> **Work to be completed**
Rewrite the rows below, changing every "num-efiles-cell" to "efile-count-cell" and leaving everything else as it is.

> **Dataset**

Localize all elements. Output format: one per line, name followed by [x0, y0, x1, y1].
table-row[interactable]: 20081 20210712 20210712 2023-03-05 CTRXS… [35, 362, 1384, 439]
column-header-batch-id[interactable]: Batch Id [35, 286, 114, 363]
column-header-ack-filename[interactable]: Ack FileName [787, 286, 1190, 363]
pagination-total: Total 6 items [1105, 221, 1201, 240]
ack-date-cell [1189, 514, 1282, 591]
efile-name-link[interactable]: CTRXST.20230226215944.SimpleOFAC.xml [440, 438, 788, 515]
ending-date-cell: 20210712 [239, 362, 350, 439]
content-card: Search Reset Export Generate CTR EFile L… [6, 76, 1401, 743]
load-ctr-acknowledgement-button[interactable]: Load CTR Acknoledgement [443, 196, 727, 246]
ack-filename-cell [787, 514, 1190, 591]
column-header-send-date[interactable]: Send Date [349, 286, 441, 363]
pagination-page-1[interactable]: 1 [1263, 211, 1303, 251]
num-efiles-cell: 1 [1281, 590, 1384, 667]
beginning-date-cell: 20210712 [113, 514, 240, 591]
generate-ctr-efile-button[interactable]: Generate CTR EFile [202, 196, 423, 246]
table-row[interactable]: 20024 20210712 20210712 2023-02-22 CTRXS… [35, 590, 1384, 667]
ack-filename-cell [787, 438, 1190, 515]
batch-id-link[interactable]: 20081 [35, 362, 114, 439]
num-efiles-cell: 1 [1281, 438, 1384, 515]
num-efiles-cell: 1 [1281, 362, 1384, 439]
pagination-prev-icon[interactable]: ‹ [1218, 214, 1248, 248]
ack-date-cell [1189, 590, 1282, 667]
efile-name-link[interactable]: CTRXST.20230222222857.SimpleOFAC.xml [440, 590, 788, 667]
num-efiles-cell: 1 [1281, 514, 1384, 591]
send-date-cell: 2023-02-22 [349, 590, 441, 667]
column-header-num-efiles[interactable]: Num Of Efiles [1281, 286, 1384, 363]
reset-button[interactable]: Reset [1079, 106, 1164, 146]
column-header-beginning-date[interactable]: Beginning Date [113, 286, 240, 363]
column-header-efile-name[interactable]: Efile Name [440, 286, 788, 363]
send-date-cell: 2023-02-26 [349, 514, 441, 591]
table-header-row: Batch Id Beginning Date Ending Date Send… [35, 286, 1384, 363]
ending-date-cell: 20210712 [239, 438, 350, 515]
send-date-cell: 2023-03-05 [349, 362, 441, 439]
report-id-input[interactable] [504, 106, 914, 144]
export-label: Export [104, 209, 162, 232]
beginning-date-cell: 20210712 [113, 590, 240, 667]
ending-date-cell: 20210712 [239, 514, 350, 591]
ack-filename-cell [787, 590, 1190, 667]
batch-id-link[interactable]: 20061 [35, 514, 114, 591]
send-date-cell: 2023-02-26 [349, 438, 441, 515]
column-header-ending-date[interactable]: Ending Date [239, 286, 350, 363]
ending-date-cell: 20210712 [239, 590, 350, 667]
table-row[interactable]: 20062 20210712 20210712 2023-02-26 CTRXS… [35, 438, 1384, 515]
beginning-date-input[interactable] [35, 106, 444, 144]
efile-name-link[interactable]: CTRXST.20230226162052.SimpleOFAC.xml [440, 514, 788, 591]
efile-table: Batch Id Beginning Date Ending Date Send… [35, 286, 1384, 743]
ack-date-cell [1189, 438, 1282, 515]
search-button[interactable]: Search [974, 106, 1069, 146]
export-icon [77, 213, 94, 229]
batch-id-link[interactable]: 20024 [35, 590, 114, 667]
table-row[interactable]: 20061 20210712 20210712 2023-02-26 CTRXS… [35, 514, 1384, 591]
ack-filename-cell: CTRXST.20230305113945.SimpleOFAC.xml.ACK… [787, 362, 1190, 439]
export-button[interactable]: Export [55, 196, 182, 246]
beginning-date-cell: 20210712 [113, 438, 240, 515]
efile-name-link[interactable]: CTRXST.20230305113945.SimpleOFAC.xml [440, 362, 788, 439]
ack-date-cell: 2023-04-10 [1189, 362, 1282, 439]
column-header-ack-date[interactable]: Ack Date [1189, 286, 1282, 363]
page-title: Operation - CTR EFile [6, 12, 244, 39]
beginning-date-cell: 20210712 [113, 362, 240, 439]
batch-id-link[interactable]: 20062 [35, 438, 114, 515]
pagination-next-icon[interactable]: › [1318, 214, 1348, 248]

> **Solved problem**
Localize all elements. Output format: one per line, name followed by [x0, y0, x1, y1].
table-row[interactable]: 20081 20210712 20210712 2023-03-05 CTRXS… [35, 362, 1384, 439]
column-header-batch-id[interactable]: Batch Id [35, 286, 114, 363]
column-header-ack-filename[interactable]: Ack FileName [787, 286, 1190, 363]
pagination-total: Total 6 items [1105, 221, 1201, 240]
ack-date-cell [1189, 514, 1282, 591]
efile-name-link[interactable]: CTRXST.20230226215944.SimpleOFAC.xml [440, 438, 788, 515]
ending-date-cell: 20210712 [239, 362, 350, 439]
content-card: Search Reset Export Generate CTR EFile L… [6, 76, 1401, 743]
load-ctr-acknowledgement-button[interactable]: Load CTR Acknoledgement [443, 196, 727, 246]
ack-filename-cell [787, 514, 1190, 591]
column-header-send-date[interactable]: Send Date [349, 286, 441, 363]
pagination-page-1[interactable]: 1 [1263, 211, 1303, 251]
efile-count-cell: 1 [1281, 590, 1384, 667]
beginning-date-cell: 20210712 [113, 514, 240, 591]
generate-ctr-efile-button[interactable]: Generate CTR EFile [202, 196, 423, 246]
table-row[interactable]: 20024 20210712 20210712 2023-02-22 CTRXS… [35, 590, 1384, 667]
ack-filename-cell [787, 438, 1190, 515]
batch-id-link[interactable]: 20081 [35, 362, 114, 439]
efile-count-cell: 1 [1281, 438, 1384, 515]
efile-count-cell: 1 [1281, 362, 1384, 439]
pagination-prev-icon[interactable]: ‹ [1218, 214, 1248, 248]
ack-date-cell [1189, 590, 1282, 667]
efile-name-link[interactable]: CTRXST.20230222222857.SimpleOFAC.xml [440, 590, 788, 667]
efile-count-cell: 1 [1281, 514, 1384, 591]
send-date-cell: 2023-02-22 [349, 590, 441, 667]
column-header-num-efiles[interactable]: Num Of Efiles [1281, 286, 1384, 363]
reset-button[interactable]: Reset [1079, 106, 1164, 146]
column-header-beginning-date[interactable]: Beginning Date [113, 286, 240, 363]
column-header-efile-name[interactable]: Efile Name [440, 286, 788, 363]
send-date-cell: 2023-02-26 [349, 514, 441, 591]
table-header-row: Batch Id Beginning Date Ending Date Send… [35, 286, 1384, 363]
ending-date-cell: 20210712 [239, 438, 350, 515]
send-date-cell: 2023-03-05 [349, 362, 441, 439]
report-id-input[interactable] [504, 106, 914, 144]
export-label: Export [104, 209, 162, 232]
beginning-date-cell: 20210712 [113, 590, 240, 667]
ending-date-cell: 20210712 [239, 514, 350, 591]
ack-filename-cell [787, 590, 1190, 667]
batch-id-link[interactable]: 20061 [35, 514, 114, 591]
send-date-cell: 2023-02-26 [349, 438, 441, 515]
column-header-ending-date[interactable]: Ending Date [239, 286, 350, 363]
ending-date-cell: 20210712 [239, 590, 350, 667]
table-row[interactable]: 20062 20210712 20210712 2023-02-26 CTRXS… [35, 438, 1384, 515]
beginning-date-input[interactable] [35, 106, 444, 144]
efile-name-link[interactable]: CTRXST.20230226162052.SimpleOFAC.xml [440, 514, 788, 591]
efile-table: Batch Id Beginning Date Ending Date Send… [35, 286, 1384, 743]
ack-date-cell [1189, 438, 1282, 515]
search-button[interactable]: Search [974, 106, 1069, 146]
export-icon [77, 213, 94, 229]
batch-id-link[interactable]: 20024 [35, 590, 114, 667]
table-row[interactable]: 20061 20210712 20210712 2023-02-26 CTRXS… [35, 514, 1384, 591]
ack-filename-cell: CTRXST.20230305113945.SimpleOFAC.xml.ACK… [787, 362, 1190, 439]
export-button[interactable]: Export [55, 196, 182, 246]
beginning-date-cell: 20210712 [113, 438, 240, 515]
efile-name-link[interactable]: CTRXST.20230305113945.SimpleOFAC.xml [440, 362, 788, 439]
ack-date-cell: 2023-04-10 [1189, 362, 1282, 439]
column-header-ack-date[interactable]: Ack Date [1189, 286, 1282, 363]
page-title: Operation - CTR EFile [6, 12, 244, 39]
beginning-date-cell: 20210712 [113, 362, 240, 439]
batch-id-link[interactable]: 20062 [35, 438, 114, 515]
pagination-next-icon[interactable]: › [1318, 214, 1348, 248]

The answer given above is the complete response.